Exercise materials:

================

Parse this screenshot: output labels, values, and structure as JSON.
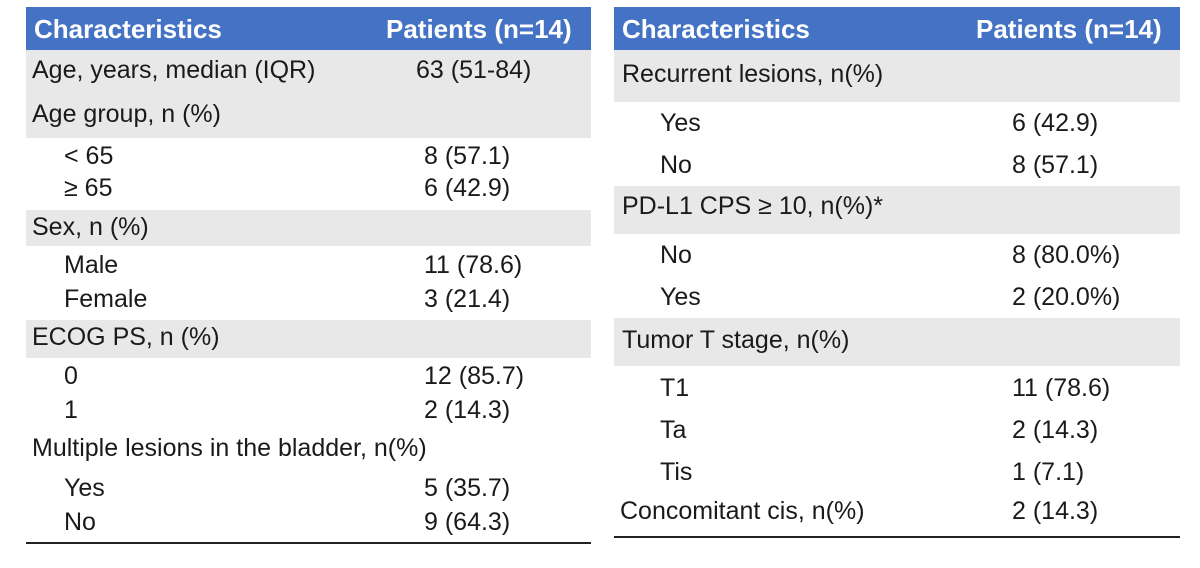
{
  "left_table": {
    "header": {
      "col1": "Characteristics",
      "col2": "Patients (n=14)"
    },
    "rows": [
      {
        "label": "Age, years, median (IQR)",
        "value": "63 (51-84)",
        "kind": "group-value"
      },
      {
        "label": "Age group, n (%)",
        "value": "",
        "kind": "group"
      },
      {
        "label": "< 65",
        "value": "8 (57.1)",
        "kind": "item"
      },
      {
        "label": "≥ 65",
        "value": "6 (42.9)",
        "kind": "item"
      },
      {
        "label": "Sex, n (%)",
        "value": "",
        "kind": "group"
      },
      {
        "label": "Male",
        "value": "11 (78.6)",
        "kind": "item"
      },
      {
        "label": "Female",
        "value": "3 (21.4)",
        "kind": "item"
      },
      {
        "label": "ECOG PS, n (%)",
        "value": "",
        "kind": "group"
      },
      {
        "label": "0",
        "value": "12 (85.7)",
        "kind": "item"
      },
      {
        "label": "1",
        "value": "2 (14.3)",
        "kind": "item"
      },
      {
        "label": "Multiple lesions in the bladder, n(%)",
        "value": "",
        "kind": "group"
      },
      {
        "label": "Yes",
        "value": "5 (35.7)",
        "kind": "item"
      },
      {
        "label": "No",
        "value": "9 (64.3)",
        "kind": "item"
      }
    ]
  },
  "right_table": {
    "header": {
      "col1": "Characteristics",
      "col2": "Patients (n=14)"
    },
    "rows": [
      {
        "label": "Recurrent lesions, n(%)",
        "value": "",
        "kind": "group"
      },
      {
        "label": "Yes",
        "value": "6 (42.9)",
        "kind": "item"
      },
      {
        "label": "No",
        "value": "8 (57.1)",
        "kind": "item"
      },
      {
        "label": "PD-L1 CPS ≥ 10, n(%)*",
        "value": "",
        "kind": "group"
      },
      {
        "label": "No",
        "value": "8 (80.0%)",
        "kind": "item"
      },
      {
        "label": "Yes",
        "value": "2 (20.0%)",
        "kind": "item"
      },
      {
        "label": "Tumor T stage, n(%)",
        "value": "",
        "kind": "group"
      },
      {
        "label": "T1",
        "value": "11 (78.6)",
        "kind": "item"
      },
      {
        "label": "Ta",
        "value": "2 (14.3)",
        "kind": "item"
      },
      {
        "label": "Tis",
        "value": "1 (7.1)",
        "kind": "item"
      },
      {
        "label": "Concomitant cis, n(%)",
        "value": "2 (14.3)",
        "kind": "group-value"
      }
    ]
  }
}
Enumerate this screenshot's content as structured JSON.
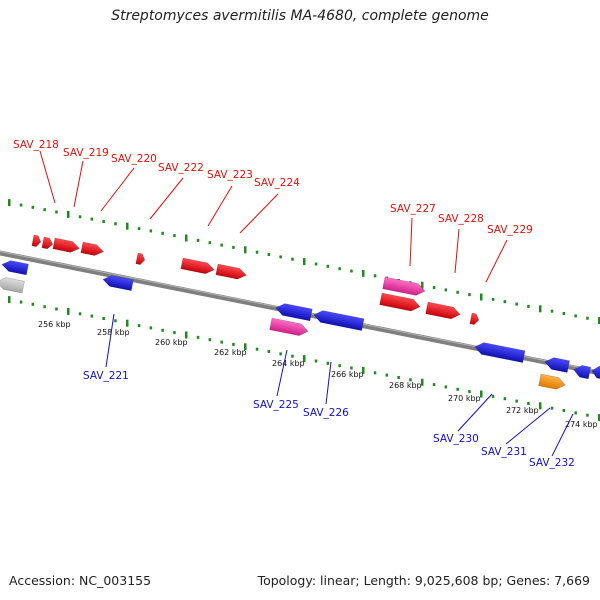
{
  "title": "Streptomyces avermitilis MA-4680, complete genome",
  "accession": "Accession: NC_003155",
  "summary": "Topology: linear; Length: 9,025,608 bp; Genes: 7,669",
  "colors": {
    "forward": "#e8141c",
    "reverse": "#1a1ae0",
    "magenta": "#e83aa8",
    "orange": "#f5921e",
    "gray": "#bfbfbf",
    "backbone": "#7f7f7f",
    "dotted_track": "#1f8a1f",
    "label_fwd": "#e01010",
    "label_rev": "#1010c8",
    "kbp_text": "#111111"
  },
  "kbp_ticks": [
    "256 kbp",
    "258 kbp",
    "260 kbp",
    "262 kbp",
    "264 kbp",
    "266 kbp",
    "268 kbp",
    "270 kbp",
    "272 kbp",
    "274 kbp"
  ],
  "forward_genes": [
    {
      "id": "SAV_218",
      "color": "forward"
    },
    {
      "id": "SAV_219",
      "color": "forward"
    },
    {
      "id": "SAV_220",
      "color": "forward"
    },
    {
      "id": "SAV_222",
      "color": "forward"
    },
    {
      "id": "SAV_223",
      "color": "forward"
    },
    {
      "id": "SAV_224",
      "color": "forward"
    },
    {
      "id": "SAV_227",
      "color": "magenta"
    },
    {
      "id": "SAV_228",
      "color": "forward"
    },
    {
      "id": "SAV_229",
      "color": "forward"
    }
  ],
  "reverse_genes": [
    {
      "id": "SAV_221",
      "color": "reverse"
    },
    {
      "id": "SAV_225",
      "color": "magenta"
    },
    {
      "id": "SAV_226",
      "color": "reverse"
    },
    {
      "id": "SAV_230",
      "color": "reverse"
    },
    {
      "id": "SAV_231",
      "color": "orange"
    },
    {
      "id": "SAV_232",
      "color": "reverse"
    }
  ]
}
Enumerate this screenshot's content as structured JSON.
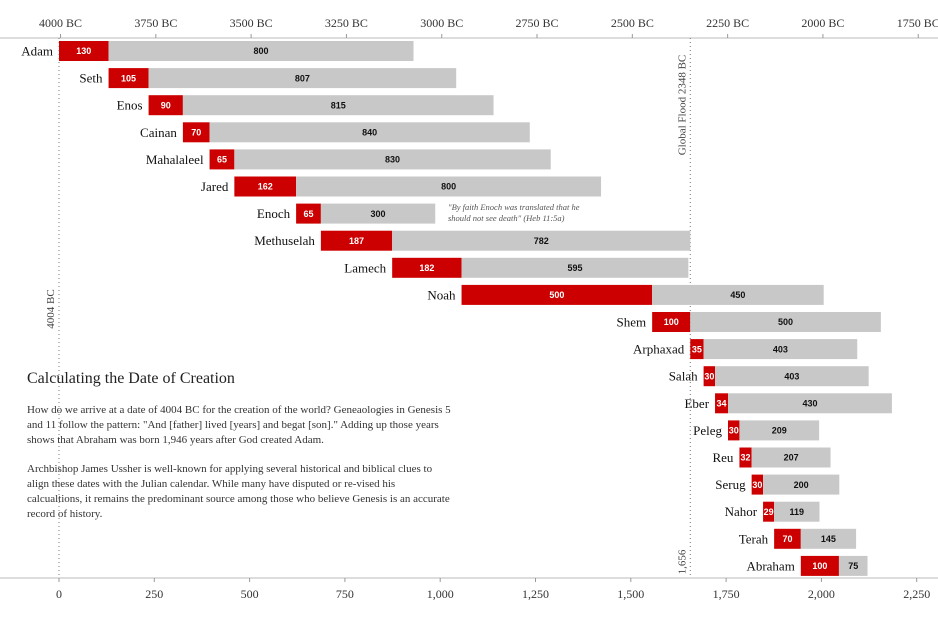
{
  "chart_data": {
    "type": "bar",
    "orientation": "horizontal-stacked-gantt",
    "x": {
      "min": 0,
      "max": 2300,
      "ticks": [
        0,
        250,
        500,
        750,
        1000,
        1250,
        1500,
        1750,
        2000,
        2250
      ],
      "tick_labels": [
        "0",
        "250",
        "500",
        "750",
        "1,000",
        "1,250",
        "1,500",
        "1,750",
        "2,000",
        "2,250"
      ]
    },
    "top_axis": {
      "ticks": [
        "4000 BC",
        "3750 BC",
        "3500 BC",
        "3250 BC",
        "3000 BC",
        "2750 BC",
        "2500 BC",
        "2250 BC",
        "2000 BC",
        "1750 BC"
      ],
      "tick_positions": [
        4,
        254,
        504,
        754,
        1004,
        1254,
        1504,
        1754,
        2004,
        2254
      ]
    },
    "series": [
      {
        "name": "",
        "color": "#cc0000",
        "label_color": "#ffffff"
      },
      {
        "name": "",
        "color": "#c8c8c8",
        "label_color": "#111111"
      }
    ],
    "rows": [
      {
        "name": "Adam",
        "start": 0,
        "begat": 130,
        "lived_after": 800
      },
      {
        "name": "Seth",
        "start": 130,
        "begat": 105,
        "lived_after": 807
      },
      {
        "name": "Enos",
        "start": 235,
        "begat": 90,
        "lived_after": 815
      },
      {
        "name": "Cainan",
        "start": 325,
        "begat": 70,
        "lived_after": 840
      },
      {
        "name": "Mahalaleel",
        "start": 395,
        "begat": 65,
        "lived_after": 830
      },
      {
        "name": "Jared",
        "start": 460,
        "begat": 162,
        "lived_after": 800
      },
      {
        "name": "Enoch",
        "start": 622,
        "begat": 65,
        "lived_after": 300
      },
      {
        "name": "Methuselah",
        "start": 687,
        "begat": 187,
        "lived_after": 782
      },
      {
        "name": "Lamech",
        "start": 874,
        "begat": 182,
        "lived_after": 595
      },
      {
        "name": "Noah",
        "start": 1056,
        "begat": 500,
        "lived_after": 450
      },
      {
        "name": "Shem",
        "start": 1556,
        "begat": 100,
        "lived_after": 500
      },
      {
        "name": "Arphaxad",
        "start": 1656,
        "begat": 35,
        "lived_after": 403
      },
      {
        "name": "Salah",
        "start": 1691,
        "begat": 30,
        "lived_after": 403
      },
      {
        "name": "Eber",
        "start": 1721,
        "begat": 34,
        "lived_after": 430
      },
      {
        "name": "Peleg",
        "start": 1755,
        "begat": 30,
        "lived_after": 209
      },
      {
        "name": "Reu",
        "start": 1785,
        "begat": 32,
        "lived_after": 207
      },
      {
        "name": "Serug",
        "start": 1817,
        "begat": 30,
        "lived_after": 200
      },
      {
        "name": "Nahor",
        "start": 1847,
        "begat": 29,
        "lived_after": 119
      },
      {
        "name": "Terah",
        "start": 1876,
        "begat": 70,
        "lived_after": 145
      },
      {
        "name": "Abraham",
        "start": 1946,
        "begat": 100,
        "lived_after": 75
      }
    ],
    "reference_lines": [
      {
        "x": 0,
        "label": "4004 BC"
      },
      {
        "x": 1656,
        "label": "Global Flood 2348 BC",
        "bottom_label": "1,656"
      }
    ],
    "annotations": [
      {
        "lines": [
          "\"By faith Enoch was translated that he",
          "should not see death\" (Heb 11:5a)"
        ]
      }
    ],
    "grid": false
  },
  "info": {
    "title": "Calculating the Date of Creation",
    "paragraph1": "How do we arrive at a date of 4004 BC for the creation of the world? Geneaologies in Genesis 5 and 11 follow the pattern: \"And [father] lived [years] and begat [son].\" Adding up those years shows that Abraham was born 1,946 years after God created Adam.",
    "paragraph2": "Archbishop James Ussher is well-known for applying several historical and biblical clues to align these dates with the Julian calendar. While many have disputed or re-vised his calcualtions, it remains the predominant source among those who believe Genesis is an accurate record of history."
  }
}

================

Prompt: Search the data above for the string "lesions" and report each line that holds it.

Response for this exercise:
        "label": "Multiple lesions in the bladder, n(%)",
        "label": "Recurrent lesions, n(%)",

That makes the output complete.